* **Your goal**
Please go through the records below and return every line holding the word "color".

* **Data for processing**
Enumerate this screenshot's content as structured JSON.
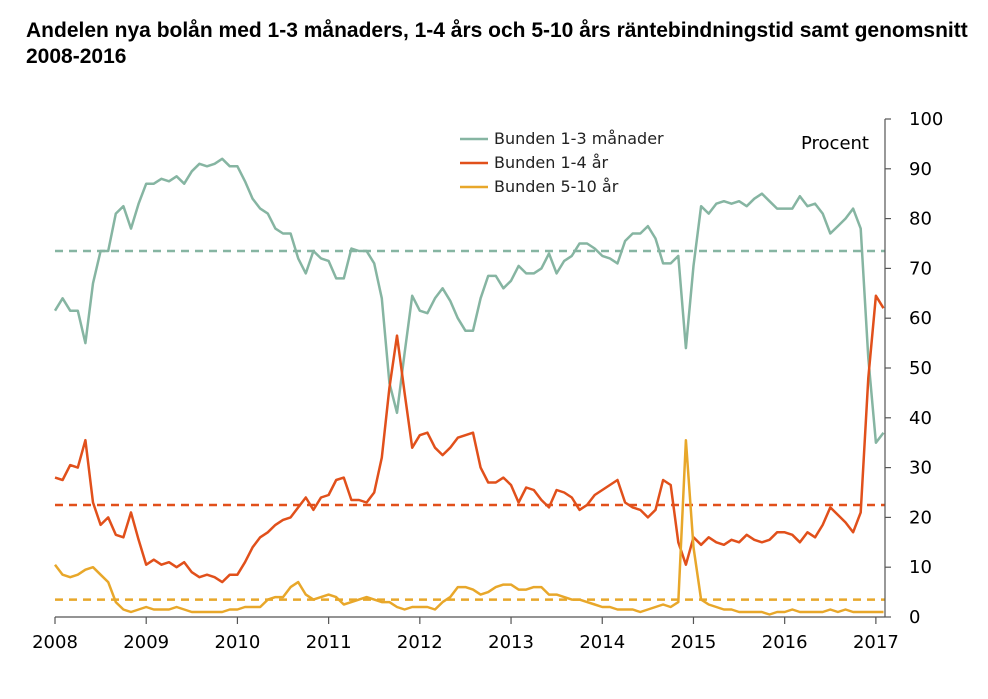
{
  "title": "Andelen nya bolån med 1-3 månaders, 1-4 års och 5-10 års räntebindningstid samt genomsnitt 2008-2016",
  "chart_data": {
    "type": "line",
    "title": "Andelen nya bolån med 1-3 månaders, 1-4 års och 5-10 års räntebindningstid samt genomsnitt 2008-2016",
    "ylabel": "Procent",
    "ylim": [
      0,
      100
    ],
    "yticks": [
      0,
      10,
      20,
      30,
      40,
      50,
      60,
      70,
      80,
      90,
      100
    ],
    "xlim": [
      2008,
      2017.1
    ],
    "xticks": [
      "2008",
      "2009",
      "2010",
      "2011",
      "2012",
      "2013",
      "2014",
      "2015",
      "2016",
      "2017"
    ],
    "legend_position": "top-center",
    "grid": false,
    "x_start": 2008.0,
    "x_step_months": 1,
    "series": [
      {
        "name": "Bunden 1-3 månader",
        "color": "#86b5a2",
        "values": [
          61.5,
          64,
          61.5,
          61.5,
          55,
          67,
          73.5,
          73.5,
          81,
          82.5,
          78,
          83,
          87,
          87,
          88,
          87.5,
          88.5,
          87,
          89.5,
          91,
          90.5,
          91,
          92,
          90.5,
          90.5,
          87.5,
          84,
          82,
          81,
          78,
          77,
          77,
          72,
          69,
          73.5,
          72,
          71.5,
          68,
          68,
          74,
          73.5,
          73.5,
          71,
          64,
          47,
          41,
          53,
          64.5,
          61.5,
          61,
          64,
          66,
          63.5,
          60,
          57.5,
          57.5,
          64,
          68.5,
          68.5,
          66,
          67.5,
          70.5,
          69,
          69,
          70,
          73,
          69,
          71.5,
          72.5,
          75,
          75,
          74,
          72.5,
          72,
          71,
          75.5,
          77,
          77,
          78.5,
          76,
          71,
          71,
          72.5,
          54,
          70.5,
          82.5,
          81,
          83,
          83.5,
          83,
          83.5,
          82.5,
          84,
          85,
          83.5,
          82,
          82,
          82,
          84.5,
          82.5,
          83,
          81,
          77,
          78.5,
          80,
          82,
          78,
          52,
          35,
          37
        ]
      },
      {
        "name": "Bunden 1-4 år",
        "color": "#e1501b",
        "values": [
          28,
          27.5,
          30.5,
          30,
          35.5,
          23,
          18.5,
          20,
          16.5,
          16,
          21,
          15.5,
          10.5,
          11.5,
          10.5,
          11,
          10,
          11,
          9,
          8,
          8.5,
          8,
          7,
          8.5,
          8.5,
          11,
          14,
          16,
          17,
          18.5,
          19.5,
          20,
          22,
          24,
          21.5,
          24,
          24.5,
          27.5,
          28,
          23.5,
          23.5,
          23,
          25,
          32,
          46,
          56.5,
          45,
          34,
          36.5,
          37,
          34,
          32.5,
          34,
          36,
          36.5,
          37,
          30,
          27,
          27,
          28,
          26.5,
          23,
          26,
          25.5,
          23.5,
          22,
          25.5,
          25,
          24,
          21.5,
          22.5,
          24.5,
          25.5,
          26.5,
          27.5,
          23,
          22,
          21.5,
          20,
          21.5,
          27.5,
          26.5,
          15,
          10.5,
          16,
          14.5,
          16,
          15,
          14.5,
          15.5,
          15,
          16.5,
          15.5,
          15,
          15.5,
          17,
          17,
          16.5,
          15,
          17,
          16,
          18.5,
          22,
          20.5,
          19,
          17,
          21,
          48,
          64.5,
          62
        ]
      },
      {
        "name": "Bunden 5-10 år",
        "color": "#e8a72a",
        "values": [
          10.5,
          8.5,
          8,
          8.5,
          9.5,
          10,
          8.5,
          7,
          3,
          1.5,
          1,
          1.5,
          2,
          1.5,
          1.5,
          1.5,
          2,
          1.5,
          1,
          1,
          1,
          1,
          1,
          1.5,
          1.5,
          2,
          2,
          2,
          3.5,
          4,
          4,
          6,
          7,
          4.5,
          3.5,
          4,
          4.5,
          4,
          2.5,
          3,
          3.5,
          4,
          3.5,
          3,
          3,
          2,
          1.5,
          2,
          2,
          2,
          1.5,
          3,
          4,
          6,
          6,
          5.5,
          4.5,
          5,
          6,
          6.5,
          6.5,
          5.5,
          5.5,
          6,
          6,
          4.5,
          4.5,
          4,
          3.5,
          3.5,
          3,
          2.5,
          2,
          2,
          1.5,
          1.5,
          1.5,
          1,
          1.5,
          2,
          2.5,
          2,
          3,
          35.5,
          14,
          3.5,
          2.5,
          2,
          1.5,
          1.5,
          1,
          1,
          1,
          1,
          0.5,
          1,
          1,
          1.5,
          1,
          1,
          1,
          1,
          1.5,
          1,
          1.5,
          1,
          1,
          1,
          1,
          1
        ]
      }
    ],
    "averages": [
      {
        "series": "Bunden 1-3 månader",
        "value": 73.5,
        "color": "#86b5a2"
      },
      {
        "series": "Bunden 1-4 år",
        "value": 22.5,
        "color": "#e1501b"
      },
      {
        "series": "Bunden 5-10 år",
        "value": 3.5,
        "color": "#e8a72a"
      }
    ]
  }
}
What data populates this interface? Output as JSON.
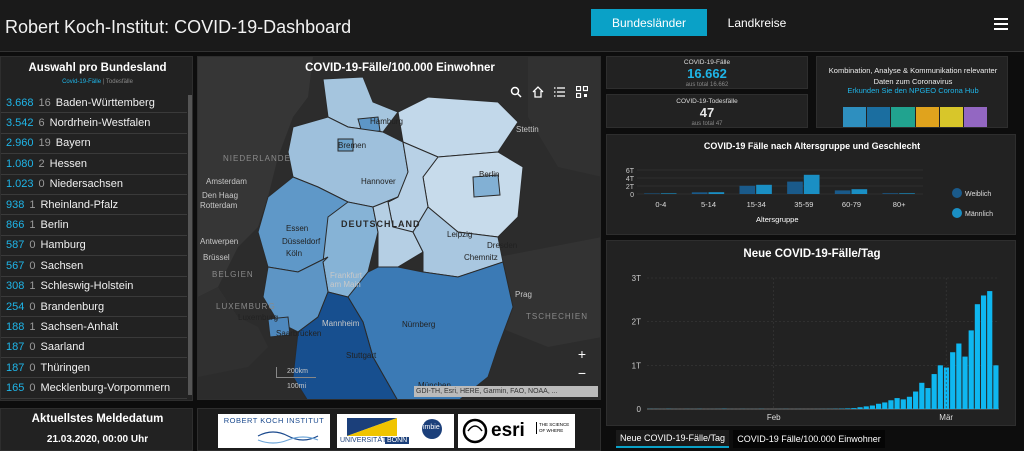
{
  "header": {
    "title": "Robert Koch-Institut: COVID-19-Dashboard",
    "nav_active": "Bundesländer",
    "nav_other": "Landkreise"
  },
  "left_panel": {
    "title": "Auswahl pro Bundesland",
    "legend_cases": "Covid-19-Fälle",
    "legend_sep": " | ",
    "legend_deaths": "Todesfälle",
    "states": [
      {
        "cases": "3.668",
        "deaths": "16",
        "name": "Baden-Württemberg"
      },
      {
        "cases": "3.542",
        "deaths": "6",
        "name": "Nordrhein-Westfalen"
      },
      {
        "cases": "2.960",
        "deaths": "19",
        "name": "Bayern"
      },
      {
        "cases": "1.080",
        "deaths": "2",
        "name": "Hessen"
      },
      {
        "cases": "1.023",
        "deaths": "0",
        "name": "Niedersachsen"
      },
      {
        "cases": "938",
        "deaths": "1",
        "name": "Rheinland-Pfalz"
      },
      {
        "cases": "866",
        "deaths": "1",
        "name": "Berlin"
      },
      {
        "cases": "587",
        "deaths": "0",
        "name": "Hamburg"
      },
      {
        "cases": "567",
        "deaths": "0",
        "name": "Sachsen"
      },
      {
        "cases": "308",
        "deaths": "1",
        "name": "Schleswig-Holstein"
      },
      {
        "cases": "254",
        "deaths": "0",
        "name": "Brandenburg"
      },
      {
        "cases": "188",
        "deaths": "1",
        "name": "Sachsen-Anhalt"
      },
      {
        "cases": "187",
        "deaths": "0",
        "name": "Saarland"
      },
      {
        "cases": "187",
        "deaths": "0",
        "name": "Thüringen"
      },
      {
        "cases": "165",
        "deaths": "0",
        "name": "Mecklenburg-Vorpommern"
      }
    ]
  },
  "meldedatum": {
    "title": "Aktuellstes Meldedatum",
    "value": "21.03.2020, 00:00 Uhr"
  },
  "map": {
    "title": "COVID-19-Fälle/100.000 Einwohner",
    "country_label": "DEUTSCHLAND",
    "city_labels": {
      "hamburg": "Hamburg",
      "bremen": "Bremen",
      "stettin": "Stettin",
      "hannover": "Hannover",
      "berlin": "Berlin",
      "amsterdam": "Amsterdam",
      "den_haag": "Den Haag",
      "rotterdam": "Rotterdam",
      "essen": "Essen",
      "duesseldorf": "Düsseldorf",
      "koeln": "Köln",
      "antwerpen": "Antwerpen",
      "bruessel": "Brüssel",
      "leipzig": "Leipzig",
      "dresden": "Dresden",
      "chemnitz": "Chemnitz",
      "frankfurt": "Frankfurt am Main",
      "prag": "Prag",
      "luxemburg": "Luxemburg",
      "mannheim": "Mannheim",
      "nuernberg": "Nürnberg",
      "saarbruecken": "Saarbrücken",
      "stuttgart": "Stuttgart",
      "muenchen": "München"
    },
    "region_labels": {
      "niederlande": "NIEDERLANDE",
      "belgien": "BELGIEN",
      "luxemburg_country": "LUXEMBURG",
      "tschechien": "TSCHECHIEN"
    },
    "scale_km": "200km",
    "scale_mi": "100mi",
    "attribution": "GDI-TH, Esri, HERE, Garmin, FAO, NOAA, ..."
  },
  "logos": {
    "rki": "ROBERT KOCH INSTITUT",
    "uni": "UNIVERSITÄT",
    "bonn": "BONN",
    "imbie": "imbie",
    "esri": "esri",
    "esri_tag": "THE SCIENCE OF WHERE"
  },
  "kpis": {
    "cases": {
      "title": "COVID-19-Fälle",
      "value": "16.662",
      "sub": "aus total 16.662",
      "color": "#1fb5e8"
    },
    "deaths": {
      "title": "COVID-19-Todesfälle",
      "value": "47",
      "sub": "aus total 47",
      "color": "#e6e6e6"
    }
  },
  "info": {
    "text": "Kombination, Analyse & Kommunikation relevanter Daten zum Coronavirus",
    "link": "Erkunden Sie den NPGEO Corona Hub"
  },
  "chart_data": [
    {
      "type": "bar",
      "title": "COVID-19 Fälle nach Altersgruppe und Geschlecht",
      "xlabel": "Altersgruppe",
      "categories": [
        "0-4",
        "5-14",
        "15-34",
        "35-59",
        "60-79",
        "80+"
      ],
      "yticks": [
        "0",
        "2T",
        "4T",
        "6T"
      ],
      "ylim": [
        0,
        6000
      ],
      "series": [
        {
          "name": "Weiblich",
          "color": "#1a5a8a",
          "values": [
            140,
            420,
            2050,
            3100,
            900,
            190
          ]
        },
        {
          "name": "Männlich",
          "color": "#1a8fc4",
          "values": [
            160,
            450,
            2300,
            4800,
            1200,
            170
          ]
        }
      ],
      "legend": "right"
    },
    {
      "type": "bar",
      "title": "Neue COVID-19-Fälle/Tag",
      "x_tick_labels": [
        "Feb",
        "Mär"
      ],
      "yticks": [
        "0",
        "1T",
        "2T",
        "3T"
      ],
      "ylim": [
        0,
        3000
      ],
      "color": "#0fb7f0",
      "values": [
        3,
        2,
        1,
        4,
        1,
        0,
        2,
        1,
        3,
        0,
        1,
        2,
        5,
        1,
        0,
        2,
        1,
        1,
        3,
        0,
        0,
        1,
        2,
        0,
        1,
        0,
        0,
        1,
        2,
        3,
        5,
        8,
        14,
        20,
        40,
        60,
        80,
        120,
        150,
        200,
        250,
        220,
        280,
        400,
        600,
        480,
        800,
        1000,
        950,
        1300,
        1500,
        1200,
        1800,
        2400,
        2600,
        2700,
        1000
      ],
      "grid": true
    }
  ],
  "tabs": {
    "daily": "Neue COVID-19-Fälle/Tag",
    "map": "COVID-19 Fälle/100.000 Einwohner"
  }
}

* **Problem solution**
        "color": "#86b5a2",
        "color": "#e1501b",
        "color": "#e8a72a",
        "color": "#86b5a2"
        "color": "#e1501b"
        "color": "#e8a72a"
      "color": "#1fb5e8"
      "color": "#e6e6e6"
          "color": "#1a5a8a",
          "color": "#1a8fc4",
      "color": "#0fb7f0",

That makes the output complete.